## Work instructions
Reproduce all of the data word for word.

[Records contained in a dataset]
Start

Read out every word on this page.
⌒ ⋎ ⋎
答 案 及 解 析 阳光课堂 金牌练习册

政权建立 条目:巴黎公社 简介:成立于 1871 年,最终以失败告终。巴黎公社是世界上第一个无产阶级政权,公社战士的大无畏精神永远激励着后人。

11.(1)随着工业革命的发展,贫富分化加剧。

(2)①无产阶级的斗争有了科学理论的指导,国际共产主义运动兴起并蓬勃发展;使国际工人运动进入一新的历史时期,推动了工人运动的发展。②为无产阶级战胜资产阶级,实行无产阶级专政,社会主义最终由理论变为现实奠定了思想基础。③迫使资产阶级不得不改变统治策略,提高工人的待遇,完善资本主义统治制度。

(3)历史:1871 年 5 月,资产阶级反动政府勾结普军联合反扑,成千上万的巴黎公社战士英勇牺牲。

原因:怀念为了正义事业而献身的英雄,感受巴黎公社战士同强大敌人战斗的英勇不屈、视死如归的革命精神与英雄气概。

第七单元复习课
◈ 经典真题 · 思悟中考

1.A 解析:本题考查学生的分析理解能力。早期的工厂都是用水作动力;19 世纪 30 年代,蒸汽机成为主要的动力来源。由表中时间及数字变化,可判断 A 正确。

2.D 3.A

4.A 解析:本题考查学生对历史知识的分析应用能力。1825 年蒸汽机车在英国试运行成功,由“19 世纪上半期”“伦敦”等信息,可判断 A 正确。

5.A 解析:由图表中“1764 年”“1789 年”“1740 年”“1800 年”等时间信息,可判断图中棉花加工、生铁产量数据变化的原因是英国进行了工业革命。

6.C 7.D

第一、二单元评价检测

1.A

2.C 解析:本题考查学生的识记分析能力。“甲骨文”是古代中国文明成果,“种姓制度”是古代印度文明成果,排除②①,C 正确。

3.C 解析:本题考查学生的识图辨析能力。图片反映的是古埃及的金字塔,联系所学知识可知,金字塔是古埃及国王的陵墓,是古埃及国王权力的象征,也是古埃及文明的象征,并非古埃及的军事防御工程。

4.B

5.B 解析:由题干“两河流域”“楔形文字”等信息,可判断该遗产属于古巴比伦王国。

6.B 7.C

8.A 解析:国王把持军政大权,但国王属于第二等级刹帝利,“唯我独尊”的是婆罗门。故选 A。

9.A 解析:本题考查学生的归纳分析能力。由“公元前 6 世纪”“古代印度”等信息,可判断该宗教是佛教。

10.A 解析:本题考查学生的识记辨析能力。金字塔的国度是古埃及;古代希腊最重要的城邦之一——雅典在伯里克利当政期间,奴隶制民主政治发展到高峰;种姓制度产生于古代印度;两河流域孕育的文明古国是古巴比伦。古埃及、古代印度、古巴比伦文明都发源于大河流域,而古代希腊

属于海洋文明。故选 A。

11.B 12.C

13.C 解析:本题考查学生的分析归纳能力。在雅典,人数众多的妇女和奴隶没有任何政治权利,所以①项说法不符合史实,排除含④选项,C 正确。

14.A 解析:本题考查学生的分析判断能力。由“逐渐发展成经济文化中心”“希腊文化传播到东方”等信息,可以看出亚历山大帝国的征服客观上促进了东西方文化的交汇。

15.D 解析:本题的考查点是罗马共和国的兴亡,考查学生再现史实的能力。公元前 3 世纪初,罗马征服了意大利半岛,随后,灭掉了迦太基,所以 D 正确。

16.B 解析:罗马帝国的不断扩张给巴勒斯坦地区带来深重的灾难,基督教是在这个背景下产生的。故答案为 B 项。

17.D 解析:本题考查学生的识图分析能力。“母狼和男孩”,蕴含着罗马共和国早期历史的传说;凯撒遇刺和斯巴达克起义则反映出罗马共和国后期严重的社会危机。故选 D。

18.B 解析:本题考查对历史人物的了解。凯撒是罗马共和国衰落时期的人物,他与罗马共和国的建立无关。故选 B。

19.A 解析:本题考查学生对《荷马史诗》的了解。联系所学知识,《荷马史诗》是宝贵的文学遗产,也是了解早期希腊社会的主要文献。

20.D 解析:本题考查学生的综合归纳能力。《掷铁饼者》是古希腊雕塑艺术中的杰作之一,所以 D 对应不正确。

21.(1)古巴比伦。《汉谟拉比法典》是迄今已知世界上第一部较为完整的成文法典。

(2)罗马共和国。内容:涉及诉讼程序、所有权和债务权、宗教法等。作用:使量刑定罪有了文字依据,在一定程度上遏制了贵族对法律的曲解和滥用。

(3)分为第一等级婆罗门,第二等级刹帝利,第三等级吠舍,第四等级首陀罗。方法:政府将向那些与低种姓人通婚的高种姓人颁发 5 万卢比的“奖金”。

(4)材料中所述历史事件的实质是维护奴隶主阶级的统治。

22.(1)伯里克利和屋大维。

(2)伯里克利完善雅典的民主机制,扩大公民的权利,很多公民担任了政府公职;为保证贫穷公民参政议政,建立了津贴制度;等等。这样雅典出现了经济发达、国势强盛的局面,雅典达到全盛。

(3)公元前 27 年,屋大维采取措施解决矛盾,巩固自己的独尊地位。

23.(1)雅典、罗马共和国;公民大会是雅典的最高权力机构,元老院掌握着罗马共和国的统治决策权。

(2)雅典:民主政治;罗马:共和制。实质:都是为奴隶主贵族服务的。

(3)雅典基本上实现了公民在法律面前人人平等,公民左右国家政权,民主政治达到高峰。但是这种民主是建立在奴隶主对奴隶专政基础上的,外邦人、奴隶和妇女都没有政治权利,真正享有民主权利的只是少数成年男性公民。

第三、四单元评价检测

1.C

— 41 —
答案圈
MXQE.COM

End

## Exercise answer
Read out every word on this page.
⌒ ⋎ ⋎
答 案 及 解 析 阳光课堂 金牌练习册

政权建立 条目:巴黎公社 简介:成立于 1871 年,最终以失败告终。巴黎公社是世界上第一个无产阶级政权,公社战士的大无畏精神永远激励着后人。

11.(1)随着工业革命的发展,贫富分化加剧。

(2)①无产阶级的斗争有了科学理论的指导,国际共产主义运动兴起并蓬勃发展;使国际工人运动进入一新的历史时期,推动了工人运动的发展。②为无产阶级战胜资产阶级,实行无产阶级专政,社会主义最终由理论变为现实奠定了思想基础。③迫使资产阶级不得不改变统治策略,提高工人的待遇,完善资本主义统治制度。

(3)历史:1871 年 5 月,资产阶级反动政府勾结普军联合反扑,成千上万的巴黎公社战士英勇牺牲。

原因:怀念为了正义事业而献身的英雄,感受巴黎公社战士同强大敌人战斗的英勇不屈、视死如归的革命精神与英雄气概。

第七单元复习课
◈ 经典真题 · 思悟中考

1.A 解析:本题考查学生的分析理解能力。早期的工厂都是用水作动力;19 世纪 30 年代,蒸汽机成为主要的动力来源。由表中时间及数字变化,可判断 A 正确。

2.D 3.A

4.A 解析:本题考查学生对历史知识的分析应用能力。1825 年蒸汽机车在英国试运行成功,由“19 世纪上半期”“伦敦”等信息,可判断 A 正确。

5.A 解析:由图表中“1764 年”“1789 年”“1740 年”“1800 年”等时间信息,可判断图中棉花加工、生铁产量数据变化的原因是英国进行了工业革命。

6.C 7.D

第一、二单元评价检测

1.A

2.C 解析:本题考查学生的识记分析能力。“甲骨文”是古代中国文明成果,“种姓制度”是古代印度文明成果,排除②①,C 正确。

3.C 解析:本题考查学生的识图辨析能力。图片反映的是古埃及的金字塔,联系所学知识可知,金字塔是古埃及国王的陵墓,是古埃及国王权力的象征,也是古埃及文明的象征,并非古埃及的军事防御工程。

4.B

5.B 解析:由题干“两河流域”“楔形文字”等信息,可判断该遗产属于古巴比伦王国。

6.B 7.C

8.A 解析:国王把持军政大权,但国王属于第二等级刹帝利,“唯我独尊”的是婆罗门。故选 A。

9.A 解析:本题考查学生的归纳分析能力。由“公元前 6 世纪”“古代印度”等信息,可判断该宗教是佛教。

10.A 解析:本题考查学生的识记辨析能力。金字塔的国度是古埃及;古代希腊最重要的城邦之一——雅典在伯里克利当政期间,奴隶制民主政治发展到高峰;种姓制度产生于古代印度;两河流域孕育的文明古国是古巴比伦。古埃及、古代印度、古巴比伦文明都发源于大河流域,而古代希腊

属于海洋文明。故选 A。

11.B 12.C

13.C 解析:本题考查学生的分析归纳能力。在雅典,人数众多的妇女和奴隶没有任何政治权利,所以①项说法不符合史实,排除含④选项,C 正确。

14.A 解析:本题考查学生的分析判断能力。由“逐渐发展成经济文化中心”“希腊文化传播到东方”等信息,可以看出亚历山大帝国的征服客观上促进了东西方文化的交汇。

15.D 解析:本题的考查点是罗马共和国的兴亡,考查学生再现史实的能力。公元前 3 世纪初,罗马征服了意大利半岛,随后,灭掉了迦太基,所以 D 正确。

16.B 解析:罗马帝国的不断扩张给巴勒斯坦地区带来深重的灾难,基督教是在这个背景下产生的。故答案为 B 项。

17.D 解析:本题考查学生的识图分析能力。“母狼和男孩”,蕴含着罗马共和国早期历史的传说;凯撒遇刺和斯巴达克起义则反映出罗马共和国后期严重的社会危机。故选 D。

18.B 解析:本题考查对历史人物的了解。凯撒是罗马共和国衰落时期的人物,他与罗马共和国的建立无关。故选 B。

19.A 解析:本题考查学生对《荷马史诗》的了解。联系所学知识,《荷马史诗》是宝贵的文学遗产,也是了解早期希腊社会的主要文献。

20.D 解析:本题考查学生的综合归纳能力。《掷铁饼者》是古希腊雕塑艺术中的杰作之一,所以 D 对应不正确。

21.(1)古巴比伦。《汉谟拉比法典》是迄今已知世界上第一部较为完整的成文法典。

(2)罗马共和国。内容:涉及诉讼程序、所有权和债务权、宗教法等。作用:使量刑定罪有了文字依据,在一定程度上遏制了贵族对法律的曲解和滥用。

(3)分为第一等级婆罗门,第二等级刹帝利,第三等级吠舍,第四等级首陀罗。方法:政府将向那些与低种姓人通婚的高种姓人颁发 5 万卢比的“奖金”。

(4)材料中所述历史事件的实质是维护奴隶主阶级的统治。

22.(1)伯里克利和屋大维。

(2)伯里克利完善雅典的民主机制,扩大公民的权利,很多公民担任了政府公职;为保证贫穷公民参政议政,建立了津贴制度;等等。这样雅典出现了经济发达、国势强盛的局面,雅典达到全盛。

(3)公元前 27 年,屋大维采取措施解决矛盾,巩固自己的独尊地位。

23.(1)雅典、罗马共和国;公民大会是雅典的最高权力机构,元老院掌握着罗马共和国的统治决策权。

(2)雅典:民主政治;罗马:共和制。实质:都是为奴隶主贵族服务的。

(3)雅典基本上实现了公民在法律面前人人平等,公民左右国家政权,民主政治达到高峰。但是这种民主是建立在奴隶主对奴隶专政基础上的,外邦人、奴隶和妇女都没有政治权利,真正享有民主权利的只是少数成年男性公民。

第三、四单元评价检测

1.C

— 41 —
答案圈
MXQE.COM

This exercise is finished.